Exactly as written, please set down all of the entries again, with no pictures.

Data records:
━━━━━━━━

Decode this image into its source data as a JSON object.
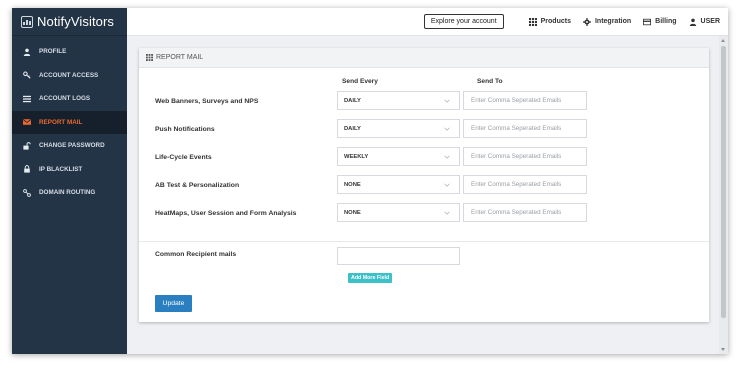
{
  "brand": {
    "name": "NotifyVisitors"
  },
  "sidebar": {
    "items": [
      {
        "label": "PROFILE",
        "icon": "user-icon",
        "active": false
      },
      {
        "label": "ACCOUNT ACCESS",
        "icon": "key-icon",
        "active": false
      },
      {
        "label": "ACCOUNT LOGS",
        "icon": "list-icon",
        "active": false
      },
      {
        "label": "REPORT MAIL",
        "icon": "mail-icon",
        "active": true
      },
      {
        "label": "CHANGE PASSWORD",
        "icon": "unlock-icon",
        "active": false
      },
      {
        "label": "IP BLACKLIST",
        "icon": "lock-icon",
        "active": false
      },
      {
        "label": "DOMAIN ROUTING",
        "icon": "route-icon",
        "active": false
      }
    ]
  },
  "topbar": {
    "explore": "Explore your account",
    "products": "Products",
    "integration": "Integration",
    "billing": "Billing",
    "user": "USER"
  },
  "card": {
    "title": "REPORT MAIL",
    "send_every_header": "Send Every",
    "send_to_header": "Send To",
    "rows": [
      {
        "label": "Web Banners, Surveys and NPS",
        "frequency": "DAILY",
        "email_placeholder": "Enter Comma Seperated Emails"
      },
      {
        "label": "Push Notifications",
        "frequency": "DAILY",
        "email_placeholder": "Enter Comma Seperated Emails"
      },
      {
        "label": "Life-Cycle Events",
        "frequency": "WEEKLY",
        "email_placeholder": "Enter Comma Seperated Emails"
      },
      {
        "label": "AB Test & Personalization",
        "frequency": "NONE",
        "email_placeholder": "Enter Comma Seperated Emails"
      },
      {
        "label": "HeatMaps, User Session and Form Analysis",
        "frequency": "NONE",
        "email_placeholder": "Enter Comma Seperated Emails"
      }
    ],
    "common_label": "Common Recipient mails",
    "common_value": "",
    "add_more": "Add More Field",
    "update": "Update"
  },
  "colors": {
    "sidebar_bg": "#243447",
    "active_item": "#e8682f",
    "primary_button": "#2a7fc0",
    "add_button": "#3cc1c8"
  }
}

━━━━━━━━

Written response:
Decode this image into its source data as a JSON object.
{
  "brand": {
    "name": "NotifyVisitors"
  },
  "sidebar": {
    "items": [
      {
        "label": "PROFILE",
        "icon": "user-icon",
        "active": false
      },
      {
        "label": "ACCOUNT ACCESS",
        "icon": "key-icon",
        "active": false
      },
      {
        "label": "ACCOUNT LOGS",
        "icon": "list-icon",
        "active": false
      },
      {
        "label": "REPORT MAIL",
        "icon": "mail-icon",
        "active": true
      },
      {
        "label": "CHANGE PASSWORD",
        "icon": "unlock-icon",
        "active": false
      },
      {
        "label": "IP BLACKLIST",
        "icon": "lock-icon",
        "active": false
      },
      {
        "label": "DOMAIN ROUTING",
        "icon": "route-icon",
        "active": false
      }
    ]
  },
  "topbar": {
    "explore": "Explore your account",
    "products": "Products",
    "integration": "Integration",
    "billing": "Billing",
    "user": "USER"
  },
  "card": {
    "title": "REPORT MAIL",
    "send_every_header": "Send Every",
    "send_to_header": "Send To",
    "rows": [
      {
        "label": "Web Banners, Surveys and NPS",
        "frequency": "DAILY",
        "email_placeholder": "Enter Comma Seperated Emails"
      },
      {
        "label": "Push Notifications",
        "frequency": "DAILY",
        "email_placeholder": "Enter Comma Seperated Emails"
      },
      {
        "label": "Life-Cycle Events",
        "frequency": "WEEKLY",
        "email_placeholder": "Enter Comma Seperated Emails"
      },
      {
        "label": "AB Test & Personalization",
        "frequency": "NONE",
        "email_placeholder": "Enter Comma Seperated Emails"
      },
      {
        "label": "HeatMaps, User Session and Form Analysis",
        "frequency": "NONE",
        "email_placeholder": "Enter Comma Seperated Emails"
      }
    ],
    "common_label": "Common Recipient mails",
    "common_value": "",
    "add_more": "Add More Field",
    "update": "Update"
  },
  "colors": {
    "sidebar_bg": "#243447",
    "active_item": "#e8682f",
    "primary_button": "#2a7fc0",
    "add_button": "#3cc1c8"
  }
}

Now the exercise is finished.